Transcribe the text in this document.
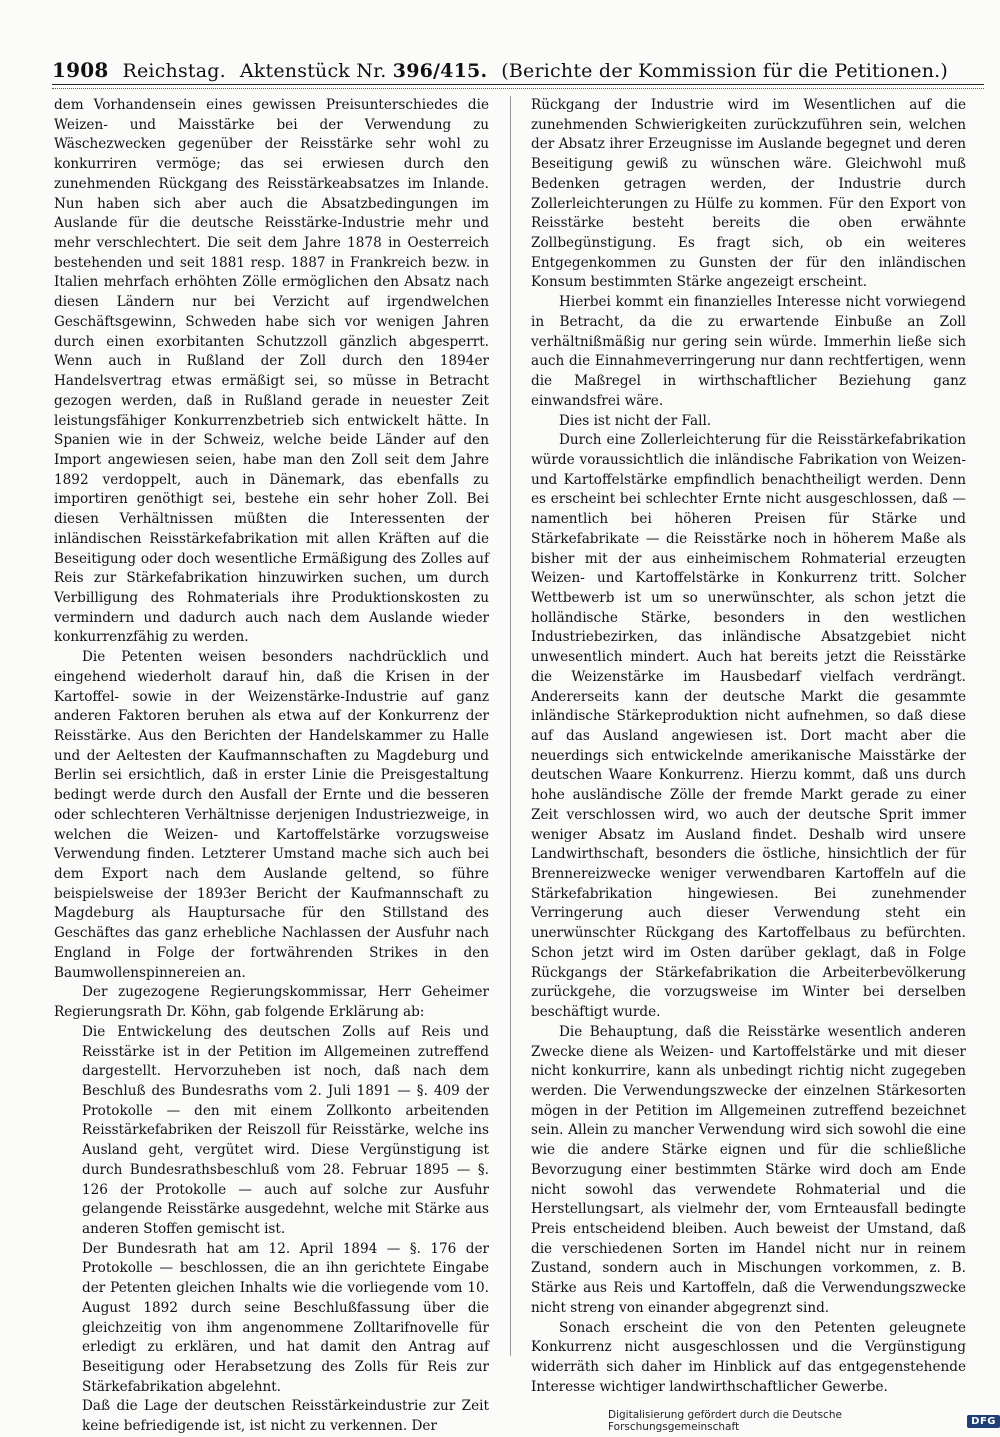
1908 Reichstag. Aktenstück Nr. 396/415. (Berichte der Kommission für die Petitionen.)

dem Vorhandensein eines gewissen Preisunterschiedes die Weizen- und Maisstärke bei der Verwendung zu Wäschezwecken gegenüber der Reisstärke sehr wohl zu konkurriren vermöge; das sei erwiesen durch den zunehmenden Rückgang des Reisstärkeabsatzes im Inlande. Nun haben sich aber auch die Absatzbedingungen im Auslande für die deutsche Reisstärke-Industrie mehr und mehr verschlechtert. Die seit dem Jahre 1878 in Oesterreich bestehenden und seit 1881 resp. 1887 in Frankreich bezw. in Italien mehrfach erhöhten Zölle ermöglichen den Absatz nach diesen Ländern nur bei Verzicht auf irgendwelchen Geschäftsgewinn, Schweden habe sich vor wenigen Jahren durch einen exorbitanten Schutzzoll gänzlich abgesperrt. Wenn auch in Rußland der Zoll durch den 1894er Handelsvertrag etwas ermäßigt sei, so müsse in Betracht gezogen werden, daß in Rußland gerade in neuester Zeit leistungsfähiger Konkurrenzbetrieb sich entwickelt hätte. In Spanien wie in der Schweiz, welche beide Länder auf den Import angewiesen seien, habe man den Zoll seit dem Jahre 1892 verdoppelt, auch in Dänemark, das ebenfalls zu importiren genöthigt sei, bestehe ein sehr hoher Zoll. Bei diesen Verhältnissen müßten die Interessenten der inländischen Reisstärkefabrikation mit allen Kräften auf die Beseitigung oder doch wesentliche Ermäßigung des Zolles auf Reis zur Stärkefabrikation hinzuwirken suchen, um durch Verbilligung des Rohmaterials ihre Produktionskosten zu vermindern und dadurch auch nach dem Auslande wieder konkurrenzfähig zu werden.

Die Petenten weisen besonders nachdrücklich und eingehend wiederholt darauf hin, daß die Krisen in der Kartoffel- sowie in der Weizenstärke-Industrie auf ganz anderen Faktoren beruhen als etwa auf der Konkurrenz der Reisstärke. Aus den Berichten der Handelskammer zu Halle und der Aeltesten der Kaufmannschaften zu Magdeburg und Berlin sei ersichtlich, daß in erster Linie die Preisgestaltung bedingt werde durch den Ausfall der Ernte und die besseren oder schlechteren Verhältnisse derjenigen Industriezweige, in welchen die Weizen- und Kartoffelstärke vorzugsweise Verwendung finden. Letzterer Umstand mache sich auch bei dem Export nach dem Auslande geltend, so führe beispielsweise der 1893er Bericht der Kaufmannschaft zu Magdeburg als Hauptursache für den Stillstand des Geschäftes das ganz erhebliche Nachlassen der Ausfuhr nach England in Folge der fortwährenden Strikes in den Baumwollenspinnereien an.

Der zugezogene Regierungskommissar, Herr Geheimer Regierungsrath Dr. Köhn, gab folgende Erklärung ab:

Die Entwickelung des deutschen Zolls auf Reis und Reisstärke ist in der Petition im Allgemeinen zutreffend dargestellt. Hervorzuheben ist noch, daß nach dem Beschluß des Bundesraths vom 2. Juli 1891 — §. 409 der Protokolle — den mit einem Zollkonto arbeitenden Reisstärkefabriken der Reiszoll für Reisstärke, welche ins Ausland geht, vergütet wird. Diese Vergünstigung ist durch Bundesrathsbeschluß vom 28. Februar 1895 — §. 126 der Protokolle — auch auf solche zur Ausfuhr gelangende Reisstärke ausgedehnt, welche mit Stärke aus anderen Stoffen gemischt ist.

Der Bundesrath hat am 12. April 1894 — §. 176 der Protokolle — beschlossen, die an ihn gerichtete Eingabe der Petenten gleichen Inhalts wie die vorliegende vom 10. August 1892 durch seine Beschlußfassung über die gleichzeitig von ihm angenommene Zolltarifnovelle für erledigt zu erklären, und hat damit den Antrag auf Beseitigung oder Herabsetzung des Zolls für Reis zur Stärkefabrikation abgelehnt.

Daß die Lage der deutschen Reisstärkeindustrie zur Zeit keine befriedigende ist, ist nicht zu verkennen. Der

Rückgang der Industrie wird im Wesentlichen auf die zunehmenden Schwierigkeiten zurückzuführen sein, welchen der Absatz ihrer Erzeugnisse im Auslande begegnet und deren Beseitigung gewiß zu wünschen wäre. Gleichwohl muß Bedenken getragen werden, der Industrie durch Zollerleichterungen zu Hülfe zu kommen. Für den Export von Reisstärke besteht bereits die oben erwähnte Zollbegünstigung. Es fragt sich, ob ein weiteres Entgegenkommen zu Gunsten der für den inländischen Konsum bestimmten Stärke angezeigt erscheint.

Hierbei kommt ein finanzielles Interesse nicht vorwiegend in Betracht, da die zu erwartende Einbuße an Zoll verhältnißmäßig nur gering sein würde. Immerhin ließe sich auch die Einnahmeverringerung nur dann rechtfertigen, wenn die Maßregel in wirthschaftlicher Beziehung ganz einwandsfrei wäre.

Dies ist nicht der Fall.

Durch eine Zollerleichterung für die Reisstärkefabrikation würde voraussichtlich die inländische Fabrikation von Weizen- und Kartoffelstärke empfindlich benachtheiligt werden. Denn es erscheint bei schlechter Ernte nicht ausgeschlossen, daß — namentlich bei höheren Preisen für Stärke und Stärkefabrikate — die Reisstärke noch in höherem Maße als bisher mit der aus einheimischem Rohmaterial erzeugten Weizen- und Kartoffelstärke in Konkurrenz tritt. Solcher Wettbewerb ist um so unerwünschter, als schon jetzt die holländische Stärke, besonders in den westlichen Industriebezirken, das inländische Absatzgebiet nicht unwesentlich mindert. Auch hat bereits jetzt die Reisstärke die Weizenstärke im Hausbedarf vielfach verdrängt. Andererseits kann der deutsche Markt die gesammte inländische Stärkeproduktion nicht aufnehmen, so daß diese auf das Ausland angewiesen ist. Dort macht aber die neuerdings sich entwickelnde amerikanische Maisstärke der deutschen Waare Konkurrenz. Hierzu kommt, daß uns durch hohe ausländische Zölle der fremde Markt gerade zu einer Zeit verschlossen wird, wo auch der deutsche Sprit immer weniger Absatz im Ausland findet. Deshalb wird unsere Landwirthschaft, besonders die östliche, hinsichtlich der für Brennereizwecke weniger verwendbaren Kartoffeln auf die Stärkefabrikation hingewiesen. Bei zunehmender Verringerung auch dieser Verwendung steht ein unerwünschter Rückgang des Kartoffelbaus zu befürchten. Schon jetzt wird im Osten darüber geklagt, daß in Folge Rückgangs der Stärkefabrikation die Arbeiterbevölkerung zurückgehe, die vorzugsweise im Winter bei derselben beschäftigt wurde.

Die Behauptung, daß die Reisstärke wesentlich anderen Zwecke diene als Weizen- und Kartoffelstärke und mit dieser nicht konkurrire, kann als unbedingt richtig nicht zugegeben werden. Die Verwendungszwecke der einzelnen Stärkesorten mögen in der Petition im Allgemeinen zutreffend bezeichnet sein. Allein zu mancher Verwendung wird sich sowohl die eine wie die andere Stärke eignen und für die schließliche Bevorzugung einer bestimmten Stärke wird doch am Ende nicht sowohl das verwendete Rohmaterial und die Herstellungsart, als vielmehr der, vom Ernteausfall bedingte Preis entscheidend bleiben. Auch beweist der Umstand, daß die verschiedenen Sorten im Handel nicht nur in reinem Zustand, sondern auch in Mischungen vorkommen, z. B. Stärke aus Reis und Kartoffeln, daß die Verwendungszwecke nicht streng von einander abgegrenzt sind.

Sonach erscheint die von den Petenten geleugnete Konkurrenz nicht ausgeschlossen und die Vergünstigung widerräth sich daher im Hinblick auf das entgegenstehende Interesse wichtiger landwirthschaftlicher Gewerbe.

Digitalisierung gefördert durch die Deutsche Forschungsgemeinschaft	DFG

■ **TASK**: Please give all of the data again, exact and free of pictures.

■ **RESPONSE BELOW**:
Transcribe the text in this document.
1908 Reichstag. Aktenstück Nr. 396/415. (Berichte der Kommission für die Petitionen.)

dem Vorhandensein eines gewissen Preisunterschiedes die Weizen- und Maisstärke bei der Verwendung zu Wäschezwecken gegenüber der Reisstärke sehr wohl zu konkurriren vermöge; das sei erwiesen durch den zunehmenden Rückgang des Reisstärkeabsatzes im Inlande. Nun haben sich aber auch die Absatzbedingungen im Auslande für die deutsche Reisstärke-Industrie mehr und mehr verschlechtert. Die seit dem Jahre 1878 in Oesterreich bestehenden und seit 1881 resp. 1887 in Frankreich bezw. in Italien mehrfach erhöhten Zölle ermöglichen den Absatz nach diesen Ländern nur bei Verzicht auf irgendwelchen Geschäftsgewinn, Schweden habe sich vor wenigen Jahren durch einen exorbitanten Schutzzoll gänzlich abgesperrt. Wenn auch in Rußland der Zoll durch den 1894er Handelsvertrag etwas ermäßigt sei, so müsse in Betracht gezogen werden, daß in Rußland gerade in neuester Zeit leistungsfähiger Konkurrenzbetrieb sich entwickelt hätte. In Spanien wie in der Schweiz, welche beide Länder auf den Import angewiesen seien, habe man den Zoll seit dem Jahre 1892 verdoppelt, auch in Dänemark, das ebenfalls zu importiren genöthigt sei, bestehe ein sehr hoher Zoll. Bei diesen Verhältnissen müßten die Interessenten der inländischen Reisstärkefabrikation mit allen Kräften auf die Beseitigung oder doch wesentliche Ermäßigung des Zolles auf Reis zur Stärkefabrikation hinzuwirken suchen, um durch Verbilligung des Rohmaterials ihre Produktionskosten zu vermindern und dadurch auch nach dem Auslande wieder konkurrenzfähig zu werden.

Die Petenten weisen besonders nachdrücklich und eingehend wiederholt darauf hin, daß die Krisen in der Kartoffel- sowie in der Weizenstärke-Industrie auf ganz anderen Faktoren beruhen als etwa auf der Konkurrenz der Reisstärke. Aus den Berichten der Handelskammer zu Halle und der Aeltesten der Kaufmannschaften zu Magdeburg und Berlin sei ersichtlich, daß in erster Linie die Preisgestaltung bedingt werde durch den Ausfall der Ernte und die besseren oder schlechteren Verhältnisse derjenigen Industriezweige, in welchen die Weizen- und Kartoffelstärke vorzugsweise Verwendung finden. Letzterer Umstand mache sich auch bei dem Export nach dem Auslande geltend, so führe beispielsweise der 1893er Bericht der Kaufmannschaft zu Magdeburg als Hauptursache für den Stillstand des Geschäftes das ganz erhebliche Nachlassen der Ausfuhr nach England in Folge der fortwährenden Strikes in den Baumwollenspinnereien an.

Der zugezogene Regierungskommissar, Herr Geheimer Regierungsrath Dr. Köhn, gab folgende Erklärung ab:

Die Entwickelung des deutschen Zolls auf Reis und Reisstärke ist in der Petition im Allgemeinen zutreffend dargestellt. Hervorzuheben ist noch, daß nach dem Beschluß des Bundesraths vom 2. Juli 1891 — §. 409 der Protokolle — den mit einem Zollkonto arbeitenden Reisstärkefabriken der Reiszoll für Reisstärke, welche ins Ausland geht, vergütet wird. Diese Vergünstigung ist durch Bundesrathsbeschluß vom 28. Februar 1895 — §. 126 der Protokolle — auch auf solche zur Ausfuhr gelangende Reisstärke ausgedehnt, welche mit Stärke aus anderen Stoffen gemischt ist.

Der Bundesrath hat am 12. April 1894 — §. 176 der Protokolle — beschlossen, die an ihn gerichtete Eingabe der Petenten gleichen Inhalts wie die vorliegende vom 10. August 1892 durch seine Beschlußfassung über die gleichzeitig von ihm angenommene Zolltarifnovelle für erledigt zu erklären, und hat damit den Antrag auf Beseitigung oder Herabsetzung des Zolls für Reis zur Stärkefabrikation abgelehnt.

Daß die Lage der deutschen Reisstärkeindustrie zur Zeit keine befriedigende ist, ist nicht zu verkennen. Der

Rückgang der Industrie wird im Wesentlichen auf die zunehmenden Schwierigkeiten zurückzuführen sein, welchen der Absatz ihrer Erzeugnisse im Auslande begegnet und deren Beseitigung gewiß zu wünschen wäre. Gleichwohl muß Bedenken getragen werden, der Industrie durch Zollerleichterungen zu Hülfe zu kommen. Für den Export von Reisstärke besteht bereits die oben erwähnte Zollbegünstigung. Es fragt sich, ob ein weiteres Entgegenkommen zu Gunsten der für den inländischen Konsum bestimmten Stärke angezeigt erscheint.

Hierbei kommt ein finanzielles Interesse nicht vorwiegend in Betracht, da die zu erwartende Einbuße an Zoll verhältnißmäßig nur gering sein würde. Immerhin ließe sich auch die Einnahmeverringerung nur dann rechtfertigen, wenn die Maßregel in wirthschaftlicher Beziehung ganz einwandsfrei wäre.

Dies ist nicht der Fall.

Durch eine Zollerleichterung für die Reisstärkefabrikation würde voraussichtlich die inländische Fabrikation von Weizen- und Kartoffelstärke empfindlich benachtheiligt werden. Denn es erscheint bei schlechter Ernte nicht ausgeschlossen, daß — namentlich bei höheren Preisen für Stärke und Stärkefabrikate — die Reisstärke noch in höherem Maße als bisher mit der aus einheimischem Rohmaterial erzeugten Weizen- und Kartoffelstärke in Konkurrenz tritt. Solcher Wettbewerb ist um so unerwünschter, als schon jetzt die holländische Stärke, besonders in den westlichen Industriebezirken, das inländische Absatzgebiet nicht unwesentlich mindert. Auch hat bereits jetzt die Reisstärke die Weizenstärke im Hausbedarf vielfach verdrängt. Andererseits kann der deutsche Markt die gesammte inländische Stärkeproduktion nicht aufnehmen, so daß diese auf das Ausland angewiesen ist. Dort macht aber die neuerdings sich entwickelnde amerikanische Maisstärke der deutschen Waare Konkurrenz. Hierzu kommt, daß uns durch hohe ausländische Zölle der fremde Markt gerade zu einer Zeit verschlossen wird, wo auch der deutsche Sprit immer weniger Absatz im Ausland findet. Deshalb wird unsere Landwirthschaft, besonders die östliche, hinsichtlich der für Brennereizwecke weniger verwendbaren Kartoffeln auf die Stärkefabrikation hingewiesen. Bei zunehmender Verringerung auch dieser Verwendung steht ein unerwünschter Rückgang des Kartoffelbaus zu befürchten. Schon jetzt wird im Osten darüber geklagt, daß in Folge Rückgangs der Stärkefabrikation die Arbeiterbevölkerung zurückgehe, die vorzugsweise im Winter bei derselben beschäftigt wurde.

Die Behauptung, daß die Reisstärke wesentlich anderen Zwecke diene als Weizen- und Kartoffelstärke und mit dieser nicht konkurrire, kann als unbedingt richtig nicht zugegeben werden. Die Verwendungszwecke der einzelnen Stärkesorten mögen in der Petition im Allgemeinen zutreffend bezeichnet sein. Allein zu mancher Verwendung wird sich sowohl die eine wie die andere Stärke eignen und für die schließliche Bevorzugung einer bestimmten Stärke wird doch am Ende nicht sowohl das verwendete Rohmaterial und die Herstellungsart, als vielmehr der, vom Ernteausfall bedingte Preis entscheidend bleiben. Auch beweist der Umstand, daß die verschiedenen Sorten im Handel nicht nur in reinem Zustand, sondern auch in Mischungen vorkommen, z. B. Stärke aus Reis und Kartoffeln, daß die Verwendungszwecke nicht streng von einander abgegrenzt sind.

Sonach erscheint die von den Petenten geleugnete Konkurrenz nicht ausgeschlossen und die Vergünstigung widerräth sich daher im Hinblick auf das entgegenstehende Interesse wichtiger landwirthschaftlicher Gewerbe.

Digitalisierung gefördert durch die Deutsche Forschungsgemeinschaft	DFG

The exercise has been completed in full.